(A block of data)
::::::::
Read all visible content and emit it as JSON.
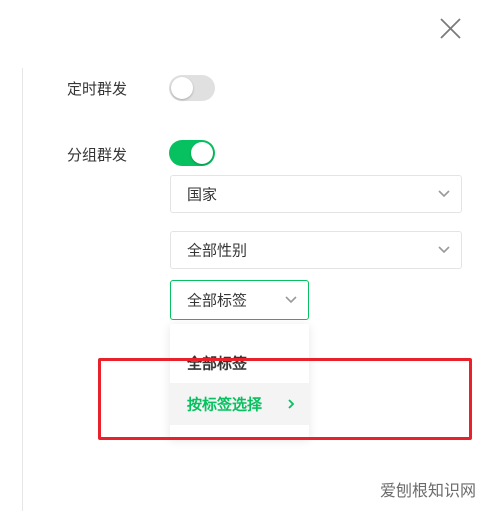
{
  "settings": {
    "scheduled_send": {
      "label": "定时群发",
      "enabled": false
    },
    "group_send": {
      "label": "分组群发",
      "enabled": true
    }
  },
  "filters": {
    "country": {
      "value": "国家"
    },
    "gender": {
      "value": "全部性别"
    },
    "tag": {
      "value": "全部标签"
    }
  },
  "dropdown": {
    "items": [
      {
        "label": "全部标签"
      },
      {
        "label": "按标签选择"
      }
    ]
  },
  "watermark": "爱刨根知识网",
  "colors": {
    "accent": "#07c160",
    "highlight": "#e8212b",
    "toggle_off": "#e0e0e0"
  },
  "icons": {
    "close": "close-icon",
    "chevron": "chevron-down-icon",
    "arrow": "chevron-right-icon"
  }
}
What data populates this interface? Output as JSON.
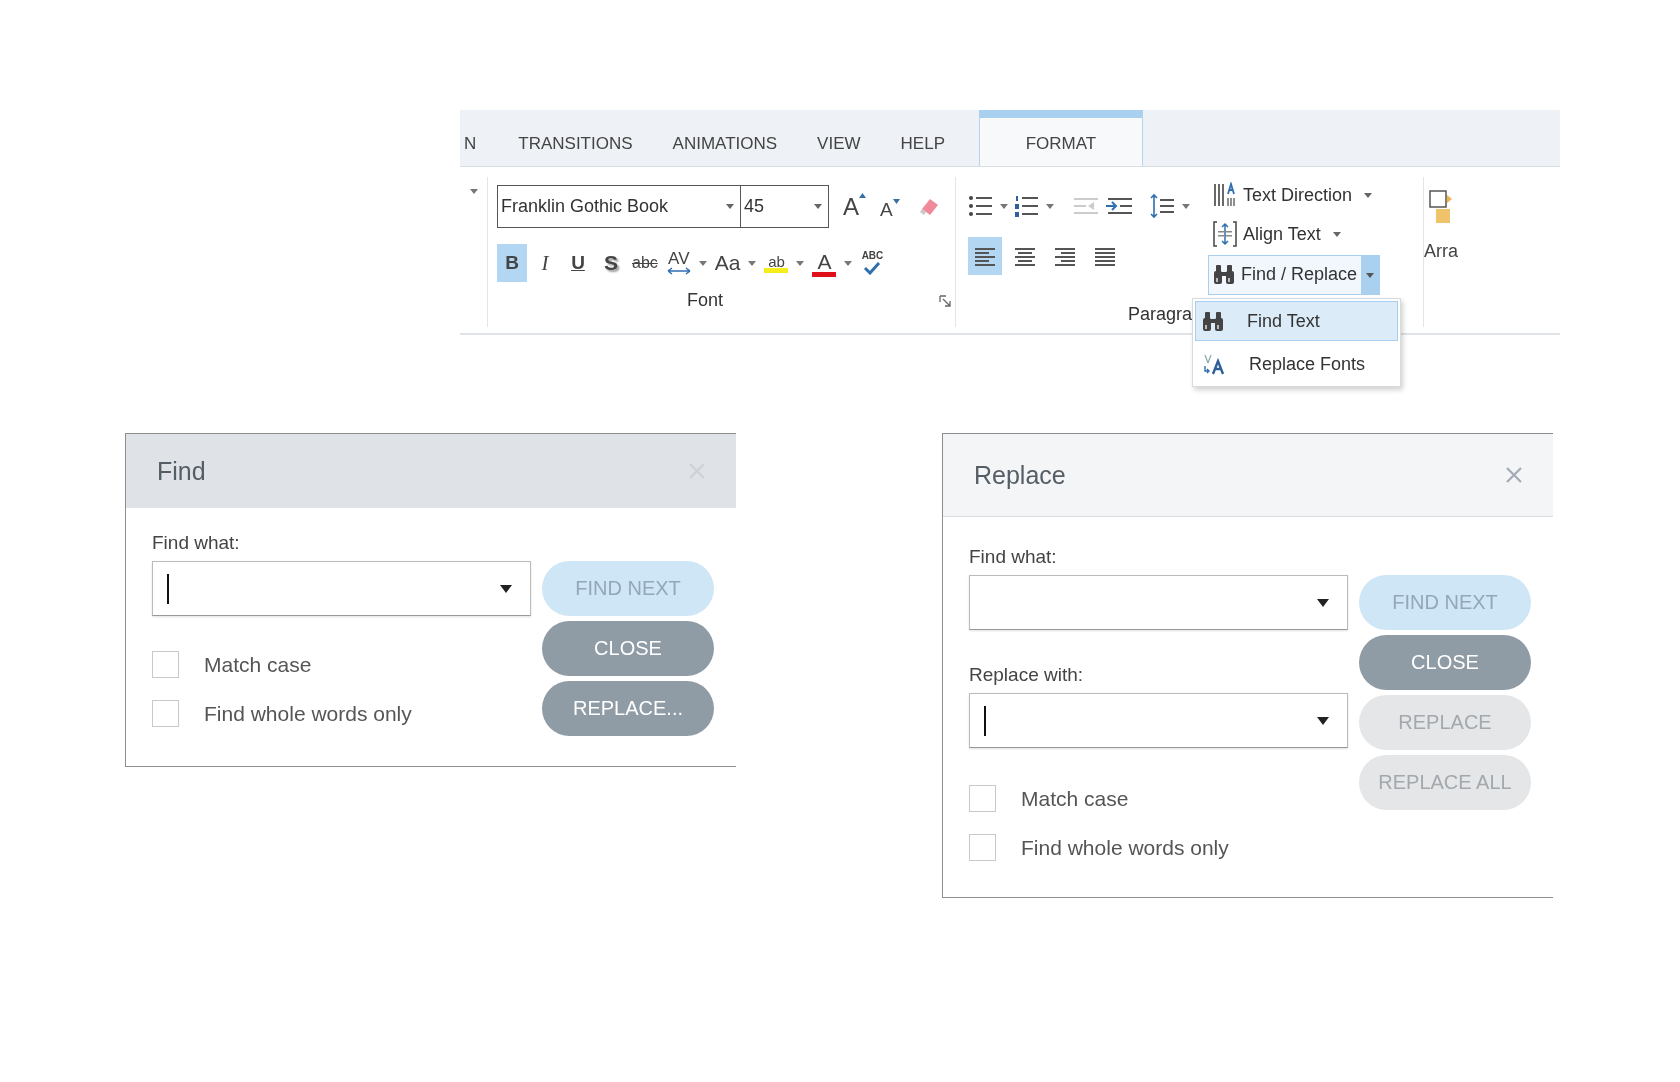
{
  "ribbon": {
    "tabs": [
      {
        "label": "N",
        "selected": false
      },
      {
        "label": "TRANSITIONS",
        "selected": false
      },
      {
        "label": "ANIMATIONS",
        "selected": false
      },
      {
        "label": "VIEW",
        "selected": false
      },
      {
        "label": "HELP",
        "selected": false
      },
      {
        "label": "FORMAT",
        "selected": true
      }
    ],
    "font_group": {
      "label": "Font",
      "font_name": "Franklin Gothic Book",
      "font_size": "45",
      "size_buttons": [
        {
          "glyph": "A",
          "kind": "grow"
        },
        {
          "glyph": "A",
          "kind": "shrink"
        }
      ],
      "format_buttons": [
        {
          "glyph": "B",
          "kind": "bold",
          "selected": true,
          "dropdown": false
        },
        {
          "glyph": "I",
          "kind": "italic",
          "selected": false,
          "dropdown": false
        },
        {
          "glyph": "U",
          "kind": "underline",
          "selected": false,
          "dropdown": false
        },
        {
          "glyph": "S",
          "kind": "shadow",
          "selected": false,
          "dropdown": false
        },
        {
          "glyph": "abc",
          "kind": "strike",
          "selected": false,
          "dropdown": false
        },
        {
          "glyph": "AV",
          "kind": "spacing",
          "selected": false,
          "dropdown": true
        },
        {
          "glyph": "Aa",
          "kind": "case",
          "selected": false,
          "dropdown": true
        },
        {
          "glyph": "ab",
          "kind": "highlight",
          "selected": false,
          "dropdown": true
        },
        {
          "glyph": "A",
          "kind": "color",
          "selected": false,
          "dropdown": true
        },
        {
          "glyph": "ABC",
          "kind": "spelling",
          "selected": false,
          "dropdown": false
        }
      ]
    },
    "paragraph_group": {
      "label": "Paragra",
      "alignment_buttons": [
        {
          "kind": "left",
          "selected": true
        },
        {
          "kind": "center",
          "selected": false
        },
        {
          "kind": "right",
          "selected": false
        },
        {
          "kind": "justify",
          "selected": false
        }
      ],
      "commands": [
        {
          "label": "Text Direction",
          "kind": "text-direction",
          "expanded": false
        },
        {
          "label": "Align Text",
          "kind": "align-text",
          "expanded": false
        },
        {
          "label": "Find / Replace",
          "kind": "find-replace",
          "expanded": true
        }
      ]
    },
    "arrange_group": {
      "label": "Arra"
    },
    "menu": [
      {
        "label": "Find Text",
        "kind": "find",
        "selected": true
      },
      {
        "label": "Replace Fonts",
        "kind": "replace-fonts",
        "selected": false
      }
    ]
  },
  "find_dialog": {
    "title": "Find",
    "fields": [
      {
        "label": "Find what:",
        "focused": true
      }
    ],
    "checkboxes": [
      {
        "label": "Match case",
        "checked": false
      },
      {
        "label": "Find whole words only",
        "checked": false
      }
    ],
    "buttons": [
      {
        "label": "FIND NEXT",
        "kind": "accent"
      },
      {
        "label": "CLOSE",
        "kind": "dark"
      },
      {
        "label": "REPLACE...",
        "kind": "dark"
      }
    ]
  },
  "replace_dialog": {
    "title": "Replace",
    "fields": [
      {
        "label": "Find what:",
        "focused": false
      },
      {
        "label": "Replace with:",
        "focused": true
      }
    ],
    "checkboxes": [
      {
        "label": "Match case",
        "checked": false
      },
      {
        "label": "Find whole words only",
        "checked": false
      }
    ],
    "buttons": [
      {
        "label": "FIND NEXT",
        "kind": "accent"
      },
      {
        "label": "CLOSE",
        "kind": "dark"
      },
      {
        "label": "REPLACE",
        "kind": "muted"
      },
      {
        "label": "REPLACE ALL",
        "kind": "muted"
      }
    ]
  }
}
::::::::
- **What is being asked**
Transcribe the complete set of entries verbatim. No pictures belong in the copy.

- **Answer to the exercise**
Read all visible content and emit it as JSON.
{
  "settings": {
    "scheduled_send": {
      "label": "定时群发",
      "enabled": false
    },
    "group_send": {
      "label": "分组群发",
      "enabled": true
    }
  },
  "filters": {
    "country": {
      "value": "国家"
    },
    "gender": {
      "value": "全部性别"
    },
    "tag": {
      "value": "全部标签"
    }
  },
  "dropdown": {
    "items": [
      {
        "label": "全部标签"
      },
      {
        "label": "按标签选择"
      }
    ]
  },
  "watermark": "爱刨根知识网",
  "colors": {
    "accent": "#07c160",
    "highlight": "#e8212b",
    "toggle_off": "#e0e0e0"
  },
  "icons": {
    "close": "close-icon",
    "chevron": "chevron-down-icon",
    "arrow": "chevron-right-icon"
  }
}
What data populates this interface? Output as JSON.
{
  "ribbon": {
    "tabs": [
      {
        "label": "N",
        "selected": false
      },
      {
        "label": "TRANSITIONS",
        "selected": false
      },
      {
        "label": "ANIMATIONS",
        "selected": false
      },
      {
        "label": "VIEW",
        "selected": false
      },
      {
        "label": "HELP",
        "selected": false
      },
      {
        "label": "FORMAT",
        "selected": true
      }
    ],
    "font_group": {
      "label": "Font",
      "font_name": "Franklin Gothic Book",
      "font_size": "45",
      "size_buttons": [
        {
          "glyph": "A",
          "kind": "grow"
        },
        {
          "glyph": "A",
          "kind": "shrink"
        }
      ],
      "format_buttons": [
        {
          "glyph": "B",
          "kind": "bold",
          "selected": true,
          "dropdown": false
        },
        {
          "glyph": "I",
          "kind": "italic",
          "selected": false,
          "dropdown": false
        },
        {
          "glyph": "U",
          "kind": "underline",
          "selected": false,
          "dropdown": false
        },
        {
          "glyph": "S",
          "kind": "shadow",
          "selected": false,
          "dropdown": false
        },
        {
          "glyph": "abc",
          "kind": "strike",
          "selected": false,
          "dropdown": false
        },
        {
          "glyph": "AV",
          "kind": "spacing",
          "selected": false,
          "dropdown": true
        },
        {
          "glyph": "Aa",
          "kind": "case",
          "selected": false,
          "dropdown": true
        },
        {
          "glyph": "ab",
          "kind": "highlight",
          "selected": false,
          "dropdown": true
        },
        {
          "glyph": "A",
          "kind": "color",
          "selected": false,
          "dropdown": true
        },
        {
          "glyph": "ABC",
          "kind": "spelling",
          "selected": false,
          "dropdown": false
        }
      ]
    },
    "paragraph_group": {
      "label": "Paragra",
      "alignment_buttons": [
        {
          "kind": "left",
          "selected": true
        },
        {
          "kind": "center",
          "selected": false
        },
        {
          "kind": "right",
          "selected": false
        },
        {
          "kind": "justify",
          "selected": false
        }
      ],
      "commands": [
        {
          "label": "Text Direction",
          "kind": "text-direction",
          "expanded": false
        },
        {
          "label": "Align Text",
          "kind": "align-text",
          "expanded": false
        },
        {
          "label": "Find / Replace",
          "kind": "find-replace",
          "expanded": true
        }
      ]
    },
    "arrange_group": {
      "label": "Arra"
    },
    "menu": [
      {
        "label": "Find Text",
        "kind": "find",
        "selected": true
      },
      {
        "label": "Replace Fonts",
        "kind": "replace-fonts",
        "selected": false
      }
    ]
  },
  "find_dialog": {
    "title": "Find",
    "fields": [
      {
        "label": "Find what:",
        "focused": true
      }
    ],
    "checkboxes": [
      {
        "label": "Match case",
        "checked": false
      },
      {
        "label": "Find whole words only",
        "checked": false
      }
    ],
    "buttons": [
      {
        "label": "FIND NEXT",
        "kind": "accent"
      },
      {
        "label": "CLOSE",
        "kind": "dark"
      },
      {
        "label": "REPLACE...",
        "kind": "dark"
      }
    ]
  },
  "replace_dialog": {
    "title": "Replace",
    "fields": [
      {
        "label": "Find what:",
        "focused": false
      },
      {
        "label": "Replace with:",
        "focused": true
      }
    ],
    "checkboxes": [
      {
        "label": "Match case",
        "checked": false
      },
      {
        "label": "Find whole words only",
        "checked": false
      }
    ],
    "buttons": [
      {
        "label": "FIND NEXT",
        "kind": "accent"
      },
      {
        "label": "CLOSE",
        "kind": "dark"
      },
      {
        "label": "REPLACE",
        "kind": "muted"
      },
      {
        "label": "REPLACE ALL",
        "kind": "muted"
      }
    ]
  }
}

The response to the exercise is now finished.